Task objective → Without altering anything, repeat each of the records.

Collected data →
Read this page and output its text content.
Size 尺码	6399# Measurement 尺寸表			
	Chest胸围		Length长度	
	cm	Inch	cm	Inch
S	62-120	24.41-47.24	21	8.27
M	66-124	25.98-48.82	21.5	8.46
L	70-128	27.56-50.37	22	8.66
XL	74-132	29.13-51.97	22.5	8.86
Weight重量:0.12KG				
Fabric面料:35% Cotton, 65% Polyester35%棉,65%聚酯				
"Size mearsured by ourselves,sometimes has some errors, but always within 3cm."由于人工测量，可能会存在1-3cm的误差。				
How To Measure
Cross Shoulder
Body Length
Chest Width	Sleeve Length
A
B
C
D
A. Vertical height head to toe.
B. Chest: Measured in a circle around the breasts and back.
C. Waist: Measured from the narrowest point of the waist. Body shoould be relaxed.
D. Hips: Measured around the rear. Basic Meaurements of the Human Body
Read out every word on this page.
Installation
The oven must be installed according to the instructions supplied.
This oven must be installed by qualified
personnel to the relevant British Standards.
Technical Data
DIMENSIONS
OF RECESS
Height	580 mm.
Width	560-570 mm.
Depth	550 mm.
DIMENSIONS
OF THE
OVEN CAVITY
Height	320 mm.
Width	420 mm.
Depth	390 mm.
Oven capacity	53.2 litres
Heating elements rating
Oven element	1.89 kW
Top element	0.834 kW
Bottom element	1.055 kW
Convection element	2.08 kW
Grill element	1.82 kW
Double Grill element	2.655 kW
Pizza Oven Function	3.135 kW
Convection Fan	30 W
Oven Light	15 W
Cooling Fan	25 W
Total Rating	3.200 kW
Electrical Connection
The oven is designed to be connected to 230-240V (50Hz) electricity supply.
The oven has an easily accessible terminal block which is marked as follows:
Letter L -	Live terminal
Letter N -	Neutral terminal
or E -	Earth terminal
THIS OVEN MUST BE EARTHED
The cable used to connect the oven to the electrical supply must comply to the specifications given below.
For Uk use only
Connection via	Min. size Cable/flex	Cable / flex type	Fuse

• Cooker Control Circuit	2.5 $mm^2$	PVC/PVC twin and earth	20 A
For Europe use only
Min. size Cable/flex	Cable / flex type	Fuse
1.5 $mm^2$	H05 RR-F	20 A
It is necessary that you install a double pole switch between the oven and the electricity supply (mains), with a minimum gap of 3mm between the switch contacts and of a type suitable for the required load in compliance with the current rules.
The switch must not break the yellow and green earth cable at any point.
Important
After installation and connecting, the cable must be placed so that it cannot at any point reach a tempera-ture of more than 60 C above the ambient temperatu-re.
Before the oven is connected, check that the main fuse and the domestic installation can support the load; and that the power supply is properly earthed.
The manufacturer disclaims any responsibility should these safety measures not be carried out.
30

Solution below →
Read this page and output its text content.
Size 尺码	6399# Measurement 尺寸表			
	Chest胸围		Length长度	
	cm	Inch	cm	Inch
S	62-120	24.41-47.24	21	8.27
M	66-124	25.98-48.82	21.5	8.46
L	70-128	27.56-50.37	22	8.66
XL	74-132	29.13-51.97	22.5	8.86
Weight重量:0.12KG				
Fabric面料:35% Cotton, 65% Polyester35%棉,65%聚酯				
"Size mearsured by ourselves,sometimes has some errors, but always within 3cm."由于人工测量，可能会存在1-3cm的误差。				
How To Measure
Cross Shoulder
Body Length
Chest Width	Sleeve Length
A
B
C
D
A. Vertical height head to toe.
B. Chest: Measured in a circle around the breasts and back.
C. Waist: Measured from the narrowest point of the waist. Body shoould be relaxed.
D. Hips: Measured around the rear. Basic Meaurements of the Human Body
Read out every word on this page.
Installation
The oven must be installed according to the instructions supplied.
This oven must be installed by qualified
personnel to the relevant British Standards.
Technical Data
DIMENSIONS
OF RECESS
Height	580 mm.
Width	560-570 mm.
Depth	550 mm.
DIMENSIONS
OF THE
OVEN CAVITY
Height	320 mm.
Width	420 mm.
Depth	390 mm.
Oven capacity	53.2 litres
Heating elements rating
Oven element	1.89 kW
Top element	0.834 kW
Bottom element	1.055 kW
Convection element	2.08 kW
Grill element	1.82 kW
Double Grill element	2.655 kW
Pizza Oven Function	3.135 kW
Convection Fan	30 W
Oven Light	15 W
Cooling Fan	25 W
Total Rating	3.200 kW
Electrical Connection
The oven is designed to be connected to 230-240V (50Hz) electricity supply.
The oven has an easily accessible terminal block which is marked as follows:
Letter L -	Live terminal
Letter N -	Neutral terminal
or E -	Earth terminal
THIS OVEN MUST BE EARTHED
The cable used to connect the oven to the electrical supply must comply to the specifications given below.
For Uk use only
Connection via	Min. size Cable/flex	Cable / flex type	Fuse

• Cooker Control Circuit	2.5 $mm^2$	PVC/PVC twin and earth	20 A
For Europe use only
Min. size Cable/flex	Cable / flex type	Fuse
1.5 $mm^2$	H05 RR-F	20 A
It is necessary that you install a double pole switch between the oven and the electricity supply (mains), with a minimum gap of 3mm between the switch contacts and of a type suitable for the required load in compliance with the current rules.
The switch must not break the yellow and green earth cable at any point.
Important
After installation and connecting, the cable must be placed so that it cannot at any point reach a tempera-ture of more than 60 C above the ambient temperatu-re.
Before the oven is connected, check that the main fuse and the domestic installation can support the load; and that the power supply is properly earthed.
The manufacturer disclaims any responsibility should these safety measures not be carried out.
30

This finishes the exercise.